読解文:
『『不思議の国のアリス』の家』
(2015/小林さゆり訳、柏書房、2015.10.10)

『不思議の国のアリス』に登場する
主人公のモデルとなった
現実の少女、アリス・リデルの
曾孫に当たる人のデビュー作です。


ルイス・キャロルこと
チャールズ・ラトウィッジ・ドッドスンと
アリスとの交流を中心に
『不思議の国のアリス』誕生までの経緯を
アリスの家庭教師の視点から描いた
フィクションです。

ここでいう家庭教師は
ガヴァネス governess という
ヴィクトリア朝時代に
上流家庭の子女を教えた女性のことで
未婚の中流女性が自立する手段のひとつでした。

ヴィクトリア朝のイギリス小説に
しばしば登場しますけど
ヘンリー・ジェイムズの
『ねじの回転』(1898)に登場する
例の幽霊を見た家庭教師といえば
「ああ、あれか」と
思い出す人もいるかもしれません。


いわれてみると
当時の習慣からすれば
リドル家にもガヴァネスは
当然いたわけです。

これまで
現実のアリスを登場させた
フィクションや映画で
ガヴァネスが描かれたことは
自分の知るかぎりではなく
この設定は盲点でした。


結婚願望が強く
性的な欲求不満を抱えたガヴァネス
というあたりは
いかにも当世風ですが
まったくあり得ない感じもしないので
上手い設定だと思いますね。

資料データ:
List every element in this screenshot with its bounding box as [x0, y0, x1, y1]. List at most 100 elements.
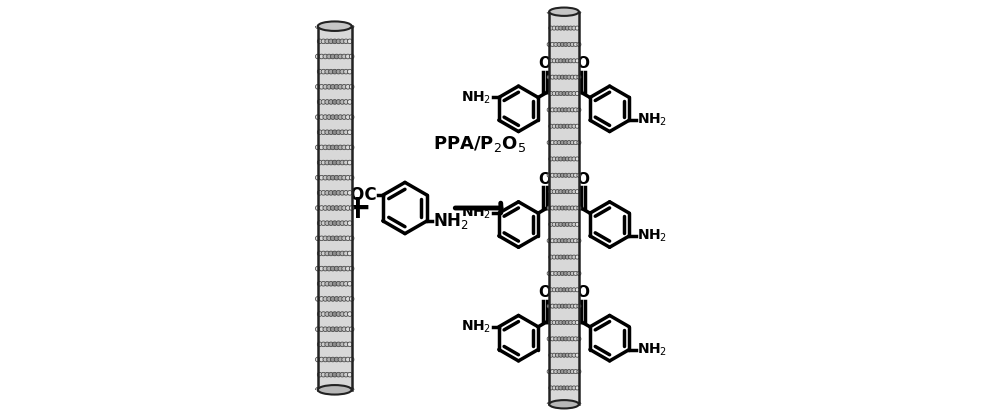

小問 1:
本の紹介文を二文で要約しなさい。
小問 2:
本の紹介文が終わったところから、その続きを書きなさい。
データは本の紹介文とは別の資料である。

解答 1:
『『不思議の国のアリス』の家』は、アリスのモデルとなった現実の少女アリス・リデルの曾孫に当たる人のデビュー作で、ルイス・キャロルことチャールズ・ラトウィッジ・ドッドスンとアリスとの交流を中心に、『不思議の国のアリス』誕生までの経緯をアリスの家庭教師(ガヴァネス)の視点から描いたフィクションである。現実のアリスを登場させた作品でガヴァネスが描かれたことは筆者の知るかぎりなく、結婚願望が強く性的な欲求不満を抱えたガヴァネスという設定を、筆者はいかにも当世風だがまったくあり得ない感じもしない上手い設定だと評している。

解答 2:
そういうガヴァネスの視点から
語られていくだけに
アリスの
男心を誘う小悪魔風な表情も
すくいとられていて
純真無垢な少女という
一般的なイメージと
ちょっとズレているのが
興味深かったです。


そのガヴァネスが
ドッドスンに愛されていると誤解して
その誤解を残酷な形で気づかされた時に
ある出来事が起きるわけですけど
それが小説のかなり後半なので
その出来事が起きるまでは
少々退屈だったのは否めません。

大学院時代、指導教授に
ミステリばかり読んでいると
普通の小説が読めなくなるぞ
というようなことを
言われたことがありますが
途中まで退屈だったのは
そこらへんに原因があるのかも。(^^ゞ


『不思議の国のアリス』誕生の経緯を描いた
ノンフィクション・ノヴェルだと思ったのも
良くなかったのかもしれません。

実際の経緯とは
時間の流れや出来事の順序が
異なっていますし
(7年間の交友を1年に凝縮したそうです)
なによりも
ここに登場するアリスが
10歳だというあたりからして
史実とはもちろん
キャロルの感覚ともズレているわけで。

ノンフィクション・ノヴェルではなく
中年男性と少女の交流を
ガヴァネスの視点から再構成した小説
あるいは
ガヴァネスを主人公とした小説
というふうに
最初から意識して読めば
また違う楽しみ方もできたでしょう。

「中年男性と少女」が
現実のドッドスンとアリスだけに
なかなか難しいんですけどね。


邦題も、オビの惹句も
ノンフィクション・ノヴェルである
という誤解を助長させる感じがして
ちょっといただけない。

原題は
The Looking Glass House ですから
「鏡の家」「姿見の家」
とでも訳してくれた方が
良かった気がします。

もっともそれだと
営業的に
よろしくないんでしょうけど。


先にも書いた通り
これが小説のデビュー作だそうですが
今回は題材勝ちといったところ。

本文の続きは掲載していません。